> Exercise requirements:
The records are to be restated in their entirety, word for word.

> Entries supplied:
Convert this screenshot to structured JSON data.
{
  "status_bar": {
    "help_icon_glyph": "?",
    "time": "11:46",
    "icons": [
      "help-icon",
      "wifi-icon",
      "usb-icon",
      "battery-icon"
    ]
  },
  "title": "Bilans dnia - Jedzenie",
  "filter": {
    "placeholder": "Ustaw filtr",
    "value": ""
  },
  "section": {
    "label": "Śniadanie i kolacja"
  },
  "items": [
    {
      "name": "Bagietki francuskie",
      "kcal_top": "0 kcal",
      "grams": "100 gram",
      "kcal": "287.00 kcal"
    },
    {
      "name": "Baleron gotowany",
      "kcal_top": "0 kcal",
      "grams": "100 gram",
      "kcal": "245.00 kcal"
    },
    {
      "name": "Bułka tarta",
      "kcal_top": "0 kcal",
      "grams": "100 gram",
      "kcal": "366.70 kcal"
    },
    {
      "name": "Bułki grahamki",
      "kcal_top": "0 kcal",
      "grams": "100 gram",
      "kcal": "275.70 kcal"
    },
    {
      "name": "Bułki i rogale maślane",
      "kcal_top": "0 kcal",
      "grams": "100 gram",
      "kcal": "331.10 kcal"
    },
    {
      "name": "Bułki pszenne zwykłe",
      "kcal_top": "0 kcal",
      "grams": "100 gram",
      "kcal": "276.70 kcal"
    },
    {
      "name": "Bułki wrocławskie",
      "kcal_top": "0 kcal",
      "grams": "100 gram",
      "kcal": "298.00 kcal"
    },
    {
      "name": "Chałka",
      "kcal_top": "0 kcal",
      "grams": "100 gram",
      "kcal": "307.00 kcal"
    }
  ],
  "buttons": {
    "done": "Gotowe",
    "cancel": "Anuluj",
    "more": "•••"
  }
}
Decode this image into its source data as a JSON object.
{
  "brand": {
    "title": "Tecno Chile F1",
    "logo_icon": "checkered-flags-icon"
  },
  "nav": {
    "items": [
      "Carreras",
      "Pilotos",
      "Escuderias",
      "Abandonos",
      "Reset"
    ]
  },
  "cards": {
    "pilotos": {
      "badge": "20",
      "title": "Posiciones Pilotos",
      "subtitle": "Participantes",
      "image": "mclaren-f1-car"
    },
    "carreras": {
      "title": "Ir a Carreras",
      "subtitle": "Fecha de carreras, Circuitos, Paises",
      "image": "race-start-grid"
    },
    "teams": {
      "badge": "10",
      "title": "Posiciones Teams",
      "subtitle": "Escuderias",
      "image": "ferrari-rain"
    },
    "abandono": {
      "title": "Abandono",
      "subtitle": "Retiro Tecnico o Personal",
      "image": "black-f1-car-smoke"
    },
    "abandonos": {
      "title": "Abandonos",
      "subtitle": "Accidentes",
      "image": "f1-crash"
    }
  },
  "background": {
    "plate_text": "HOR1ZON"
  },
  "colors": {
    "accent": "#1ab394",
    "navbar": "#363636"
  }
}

> Response:
Convert this screenshot to structured JSON data.
{
  "status_bar": {
    "help_icon_glyph": "?",
    "time": "11:46",
    "icons": [
      "help-icon",
      "wifi-icon",
      "usb-icon",
      "battery-icon"
    ]
  },
  "title": "Bilans dnia - Jedzenie",
  "filter": {
    "placeholder": "Ustaw filtr",
    "value": ""
  },
  "section": {
    "label": "Śniadanie i kolacja"
  },
  "items": [
    {
      "name": "Bagietki francuskie",
      "kcal_top": "0 kcal",
      "grams": "100 gram",
      "kcal": "287.00 kcal"
    },
    {
      "name": "Baleron gotowany",
      "kcal_top": "0 kcal",
      "grams": "100 gram",
      "kcal": "245.00 kcal"
    },
    {
      "name": "Bułka tarta",
      "kcal_top": "0 kcal",
      "grams": "100 gram",
      "kcal": "366.70 kcal"
    },
    {
      "name": "Bułki grahamki",
      "kcal_top": "0 kcal",
      "grams": "100 gram",
      "kcal": "275.70 kcal"
    },
    {
      "name": "Bułki i rogale maślane",
      "kcal_top": "0 kcal",
      "grams": "100 gram",
      "kcal": "331.10 kcal"
    },
    {
      "name": "Bułki pszenne zwykłe",
      "kcal_top": "0 kcal",
      "grams": "100 gram",
      "kcal": "276.70 kcal"
    },
    {
      "name": "Bułki wrocławskie",
      "kcal_top": "0 kcal",
      "grams": "100 gram",
      "kcal": "298.00 kcal"
    },
    {
      "name": "Chałka",
      "kcal_top": "0 kcal",
      "grams": "100 gram",
      "kcal": "307.00 kcal"
    }
  ],
  "buttons": {
    "done": "Gotowe",
    "cancel": "Anuluj",
    "more": "•••"
  }
}
Decode this image into its source data as a JSON object.
{
  "brand": {
    "title": "Tecno Chile F1",
    "logo_icon": "checkered-flags-icon"
  },
  "nav": {
    "items": [
      "Carreras",
      "Pilotos",
      "Escuderias",
      "Abandonos",
      "Reset"
    ]
  },
  "cards": {
    "pilotos": {
      "badge": "20",
      "title": "Posiciones Pilotos",
      "subtitle": "Participantes",
      "image": "mclaren-f1-car"
    },
    "carreras": {
      "title": "Ir a Carreras",
      "subtitle": "Fecha de carreras, Circuitos, Paises",
      "image": "race-start-grid"
    },
    "teams": {
      "badge": "10",
      "title": "Posiciones Teams",
      "subtitle": "Escuderias",
      "image": "ferrari-rain"
    },
    "abandono": {
      "title": "Abandono",
      "subtitle": "Retiro Tecnico o Personal",
      "image": "black-f1-car-smoke"
    },
    "abandonos": {
      "title": "Abandonos",
      "subtitle": "Accidentes",
      "image": "f1-crash"
    }
  },
  "background": {
    "plate_text": "HOR1ZON"
  },
  "colors": {
    "accent": "#1ab394",
    "navbar": "#363636"
  }
}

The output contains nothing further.